#### Listed records

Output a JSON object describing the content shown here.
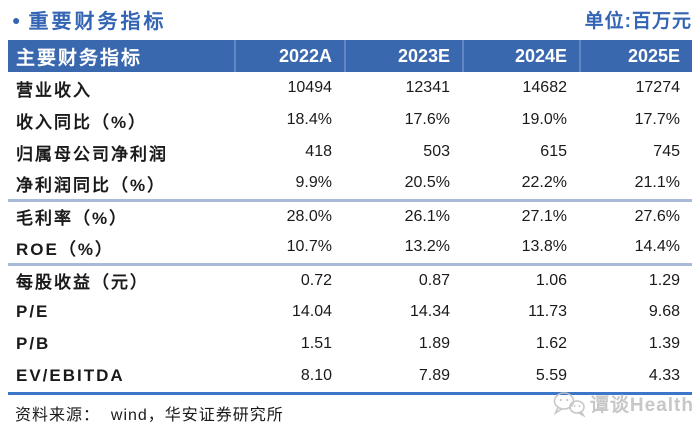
{
  "page": {
    "bullet": "●",
    "title": "重要财务指标",
    "unit_label": "单位:百万元",
    "source_label": "资料来源：  wind，华安证券研究所",
    "watermark_text": "谭谈Health"
  },
  "colors": {
    "header_bg": "#3A68AE",
    "header_divider": "#6186C4",
    "title_blue": "#3465B4",
    "strong_line": "#3B76C8",
    "light_line": "#A9B9D8",
    "watermark_gray": "#C5C5C5"
  },
  "chart_data": {
    "type": "table",
    "title": "重要财务指标",
    "unit": "百万元",
    "columns": [
      "主要财务指标",
      "2022A",
      "2023E",
      "2024E",
      "2025E"
    ],
    "rows": [
      {
        "label": "营业收入",
        "values": [
          "10494",
          "12341",
          "14682",
          "17274"
        ],
        "divider_after": false
      },
      {
        "label": "收入同比（%）",
        "values": [
          "18.4%",
          "17.6%",
          "19.0%",
          "17.7%"
        ],
        "divider_after": false
      },
      {
        "label": "归属母公司净利润",
        "values": [
          "418",
          "503",
          "615",
          "745"
        ],
        "divider_after": false
      },
      {
        "label": "净利润同比（%）",
        "values": [
          "9.9%",
          "20.5%",
          "22.2%",
          "21.1%"
        ],
        "divider_after": true
      },
      {
        "label": "毛利率（%）",
        "values": [
          "28.0%",
          "26.1%",
          "27.1%",
          "27.6%"
        ],
        "divider_after": false
      },
      {
        "label": "ROE（%）",
        "values": [
          "10.7%",
          "13.2%",
          "13.8%",
          "14.4%"
        ],
        "divider_after": true
      },
      {
        "label": "每股收益（元）",
        "values": [
          "0.72",
          "0.87",
          "1.06",
          "1.29"
        ],
        "divider_after": false
      },
      {
        "label": "P/E",
        "values": [
          "14.04",
          "14.34",
          "11.73",
          "9.68"
        ],
        "divider_after": false
      },
      {
        "label": "P/B",
        "values": [
          "1.51",
          "1.89",
          "1.62",
          "1.39"
        ],
        "divider_after": false
      },
      {
        "label": "EV/EBITDA",
        "values": [
          "8.10",
          "7.89",
          "5.59",
          "4.33"
        ],
        "divider_after": false
      }
    ],
    "source": "资料来源：  wind，华安证券研究所"
  }
}
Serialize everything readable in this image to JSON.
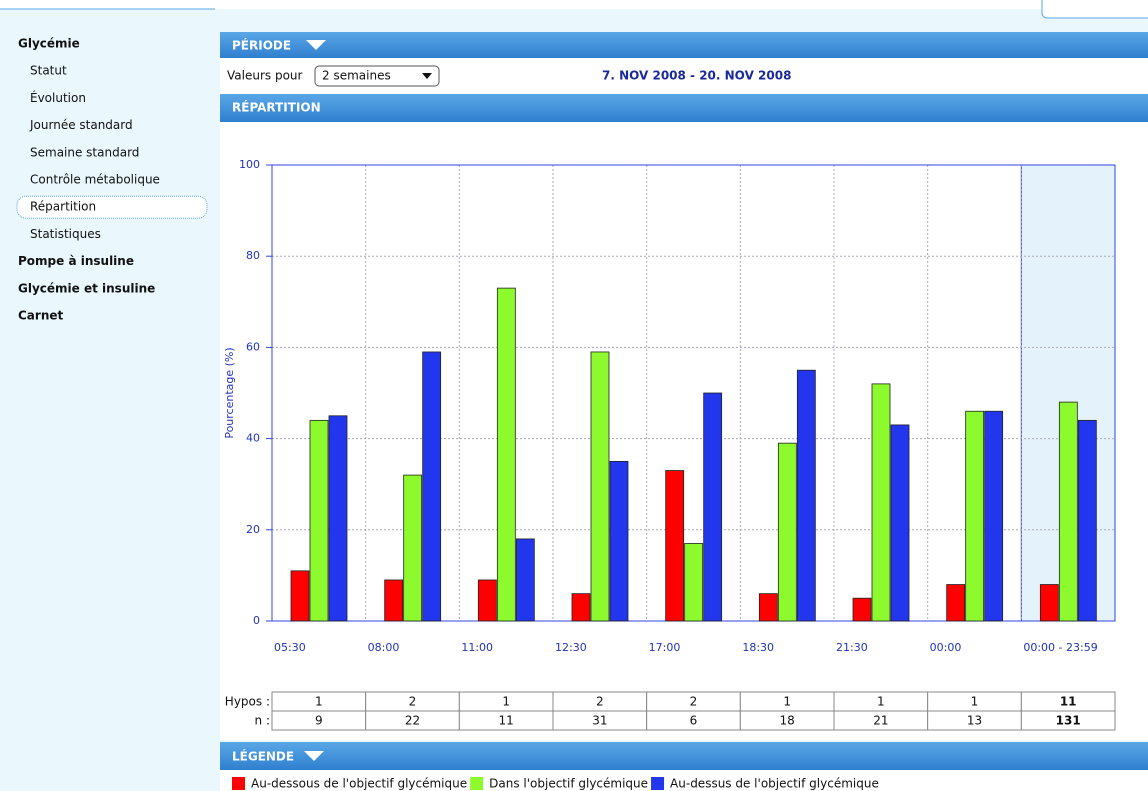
{
  "sidebar": {
    "items": [
      {
        "label": "Glycémie",
        "bold": true
      },
      {
        "label": "Statut"
      },
      {
        "label": "Évolution"
      },
      {
        "label": "Journée standard"
      },
      {
        "label": "Semaine standard"
      },
      {
        "label": "Contrôle métabolique"
      },
      {
        "label": "Répartition",
        "selected": true
      },
      {
        "label": "Statistiques"
      },
      {
        "label": "Pompe à insuline",
        "bold": true
      },
      {
        "label": "Glycémie et insuline",
        "bold": true
      },
      {
        "label": "Carnet",
        "bold": true
      }
    ]
  },
  "period": {
    "title": "PÉRIODE",
    "values_label": "Valeurs pour",
    "select": "2 semaines",
    "range": "7. NOV 2008 - 20. NOV 2008"
  },
  "chart_data": {
    "type": "bar",
    "title": "RÉPARTITION",
    "y_label": "Pourcentage (%)",
    "categories": [
      "05:30",
      "08:00",
      "11:00",
      "12:30",
      "17:00",
      "18:30",
      "21:30",
      "00:00",
      "00:00 - 23:59"
    ],
    "series": [
      {
        "name": "Au-dessous de l'objectif glycémique",
        "color": "#ff0000",
        "values": [
          11,
          9,
          9,
          6,
          33,
          6,
          5,
          8,
          8
        ]
      },
      {
        "name": "Dans l'objectif glycémique",
        "color": "#8cfa2c",
        "values": [
          44,
          32,
          73,
          59,
          17,
          39,
          52,
          46,
          48
        ]
      },
      {
        "name": "Au-dessus de l'objectif glycémique",
        "color": "#2236ee",
        "values": [
          45,
          59,
          18,
          35,
          50,
          55,
          43,
          46,
          44
        ]
      }
    ],
    "ylim": [
      0,
      100
    ],
    "yticks": [
      0,
      20,
      40,
      60,
      80,
      100
    ],
    "grid": true,
    "highlighted": 8
  },
  "table": {
    "rows": [
      {
        "label": "Hypos :",
        "values": [
          1,
          2,
          1,
          2,
          2,
          1,
          1,
          1,
          11
        ]
      },
      {
        "label": "n :",
        "values": [
          9,
          22,
          11,
          31,
          6,
          18,
          21,
          13,
          131
        ]
      }
    ]
  },
  "legend_title": "LÉGENDE"
}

########

**Task brief**
Reply with the number of lines in the preceding entries that contain "Glycémie", and no other words.

**Exercise solution**
2